— Start of Available data —

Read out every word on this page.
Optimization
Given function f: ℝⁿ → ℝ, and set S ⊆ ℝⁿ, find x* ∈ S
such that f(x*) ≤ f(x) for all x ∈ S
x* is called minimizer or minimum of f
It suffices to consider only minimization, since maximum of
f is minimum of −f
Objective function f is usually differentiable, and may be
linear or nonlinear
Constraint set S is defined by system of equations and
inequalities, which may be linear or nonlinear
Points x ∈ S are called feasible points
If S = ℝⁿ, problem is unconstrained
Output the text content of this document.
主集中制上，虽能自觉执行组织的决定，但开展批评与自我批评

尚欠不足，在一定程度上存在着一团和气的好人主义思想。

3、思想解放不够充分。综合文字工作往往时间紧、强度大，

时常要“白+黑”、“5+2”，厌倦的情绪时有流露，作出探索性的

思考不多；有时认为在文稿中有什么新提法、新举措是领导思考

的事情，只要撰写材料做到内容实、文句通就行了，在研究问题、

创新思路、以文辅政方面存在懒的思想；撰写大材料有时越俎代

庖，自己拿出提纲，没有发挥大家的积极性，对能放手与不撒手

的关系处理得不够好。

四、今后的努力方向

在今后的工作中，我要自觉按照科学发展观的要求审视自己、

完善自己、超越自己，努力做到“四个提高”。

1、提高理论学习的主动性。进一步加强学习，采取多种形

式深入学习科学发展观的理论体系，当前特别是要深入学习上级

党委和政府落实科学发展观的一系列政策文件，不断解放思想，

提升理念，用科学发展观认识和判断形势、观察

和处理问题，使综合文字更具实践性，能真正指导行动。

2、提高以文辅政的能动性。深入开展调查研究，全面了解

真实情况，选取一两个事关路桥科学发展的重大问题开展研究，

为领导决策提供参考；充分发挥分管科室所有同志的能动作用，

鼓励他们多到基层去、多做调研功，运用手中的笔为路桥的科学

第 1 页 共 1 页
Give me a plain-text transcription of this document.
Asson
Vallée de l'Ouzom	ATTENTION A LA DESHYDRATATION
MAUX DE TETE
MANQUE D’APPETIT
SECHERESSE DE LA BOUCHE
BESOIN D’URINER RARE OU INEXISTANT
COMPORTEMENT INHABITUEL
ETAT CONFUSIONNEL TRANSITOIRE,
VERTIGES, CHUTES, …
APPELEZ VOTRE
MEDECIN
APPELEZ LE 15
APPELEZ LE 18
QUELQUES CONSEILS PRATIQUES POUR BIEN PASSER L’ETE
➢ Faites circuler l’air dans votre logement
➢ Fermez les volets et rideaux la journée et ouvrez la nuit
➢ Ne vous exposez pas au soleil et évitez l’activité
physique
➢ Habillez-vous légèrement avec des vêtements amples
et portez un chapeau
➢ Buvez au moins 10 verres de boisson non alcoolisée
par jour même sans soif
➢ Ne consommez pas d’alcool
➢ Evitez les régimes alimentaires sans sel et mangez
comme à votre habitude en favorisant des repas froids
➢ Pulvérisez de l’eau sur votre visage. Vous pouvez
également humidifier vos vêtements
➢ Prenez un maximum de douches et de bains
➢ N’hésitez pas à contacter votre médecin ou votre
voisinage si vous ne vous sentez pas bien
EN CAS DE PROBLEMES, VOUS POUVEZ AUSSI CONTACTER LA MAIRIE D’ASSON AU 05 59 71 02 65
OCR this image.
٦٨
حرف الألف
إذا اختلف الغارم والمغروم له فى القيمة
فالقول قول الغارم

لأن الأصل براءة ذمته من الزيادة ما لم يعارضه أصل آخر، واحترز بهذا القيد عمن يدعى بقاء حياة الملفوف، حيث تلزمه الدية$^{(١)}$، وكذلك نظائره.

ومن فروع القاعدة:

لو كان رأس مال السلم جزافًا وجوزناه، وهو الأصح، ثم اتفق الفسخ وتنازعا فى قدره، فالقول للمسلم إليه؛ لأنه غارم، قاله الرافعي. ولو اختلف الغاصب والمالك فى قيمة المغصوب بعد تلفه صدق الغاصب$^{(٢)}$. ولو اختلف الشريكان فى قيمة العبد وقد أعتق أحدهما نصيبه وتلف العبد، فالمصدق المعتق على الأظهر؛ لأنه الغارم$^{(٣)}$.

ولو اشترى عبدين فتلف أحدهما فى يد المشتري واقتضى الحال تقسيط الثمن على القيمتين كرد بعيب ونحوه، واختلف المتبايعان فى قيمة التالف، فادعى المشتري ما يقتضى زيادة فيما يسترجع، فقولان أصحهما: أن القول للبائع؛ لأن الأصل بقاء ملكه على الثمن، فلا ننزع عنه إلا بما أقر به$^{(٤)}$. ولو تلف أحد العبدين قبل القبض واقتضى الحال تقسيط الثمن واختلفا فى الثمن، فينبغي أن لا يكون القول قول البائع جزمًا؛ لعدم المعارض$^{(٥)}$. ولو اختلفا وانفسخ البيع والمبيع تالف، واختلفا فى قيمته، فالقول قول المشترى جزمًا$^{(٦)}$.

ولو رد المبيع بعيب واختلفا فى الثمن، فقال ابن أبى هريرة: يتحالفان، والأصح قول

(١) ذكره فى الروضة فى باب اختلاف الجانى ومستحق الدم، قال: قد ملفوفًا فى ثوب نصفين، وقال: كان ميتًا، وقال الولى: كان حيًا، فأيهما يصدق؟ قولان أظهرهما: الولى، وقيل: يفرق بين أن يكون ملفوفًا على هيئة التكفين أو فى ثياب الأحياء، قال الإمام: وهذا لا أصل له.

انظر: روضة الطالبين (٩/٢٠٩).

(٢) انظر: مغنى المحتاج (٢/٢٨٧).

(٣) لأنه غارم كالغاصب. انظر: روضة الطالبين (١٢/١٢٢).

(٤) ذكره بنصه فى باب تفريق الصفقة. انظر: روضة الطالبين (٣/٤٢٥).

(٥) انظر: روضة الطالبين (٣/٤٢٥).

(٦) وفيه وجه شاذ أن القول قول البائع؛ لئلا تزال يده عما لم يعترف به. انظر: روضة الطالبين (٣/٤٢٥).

— End of Available data —

» Directions
Pull every line containing "ذكره" from the material above.

» In response
(١) ذكره فى الروضة فى باب اختلاف الجانى ومستحق الدم، قال: قد ملفوفًا فى ثوب نصفين، وقال: كان ميتًا، وقال الولى: كان حيًا، فأيهما يصدق؟ قولان أظهرهما: الولى، وقيل: يفرق بين أن يكون ملفوفًا على هيئة التكفين أو فى ثياب الأحياء، قال الإمام: وهذا لا أصل له.
(٤) ذكره بنصه فى باب تفريق الصفقة. انظر: روضة الطالبين (٣/٤٢٥).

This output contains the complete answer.